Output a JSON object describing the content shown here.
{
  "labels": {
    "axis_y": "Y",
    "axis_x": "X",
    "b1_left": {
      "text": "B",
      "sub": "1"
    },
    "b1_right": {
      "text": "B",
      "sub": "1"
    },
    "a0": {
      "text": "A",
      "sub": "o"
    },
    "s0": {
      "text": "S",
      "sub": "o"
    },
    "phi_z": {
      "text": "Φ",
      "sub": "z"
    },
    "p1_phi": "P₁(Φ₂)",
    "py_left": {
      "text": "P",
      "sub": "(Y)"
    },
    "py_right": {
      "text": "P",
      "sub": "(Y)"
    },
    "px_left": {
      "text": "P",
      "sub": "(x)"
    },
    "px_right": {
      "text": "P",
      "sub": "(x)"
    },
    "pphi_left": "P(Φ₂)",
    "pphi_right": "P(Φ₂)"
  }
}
——
- [Directions]: Print the records above in full, exactly.

- [Answer below]:
Output a JSON object describing the content shown here.
{
  "labels": {
    "axis_y": "Y",
    "axis_x": "X",
    "b1_left": {
      "text": "B",
      "sub": "1"
    },
    "b1_right": {
      "text": "B",
      "sub": "1"
    },
    "a0": {
      "text": "A",
      "sub": "o"
    },
    "s0": {
      "text": "S",
      "sub": "o"
    },
    "phi_z": {
      "text": "Φ",
      "sub": "z"
    },
    "p1_phi": "P₁(Φ₂)",
    "py_left": {
      "text": "P",
      "sub": "(Y)"
    },
    "py_right": {
      "text": "P",
      "sub": "(Y)"
    },
    "px_left": {
      "text": "P",
      "sub": "(x)"
    },
    "px_right": {
      "text": "P",
      "sub": "(x)"
    },
    "pphi_left": "P(Φ₂)",
    "pphi_right": "P(Φ₂)"
  }
}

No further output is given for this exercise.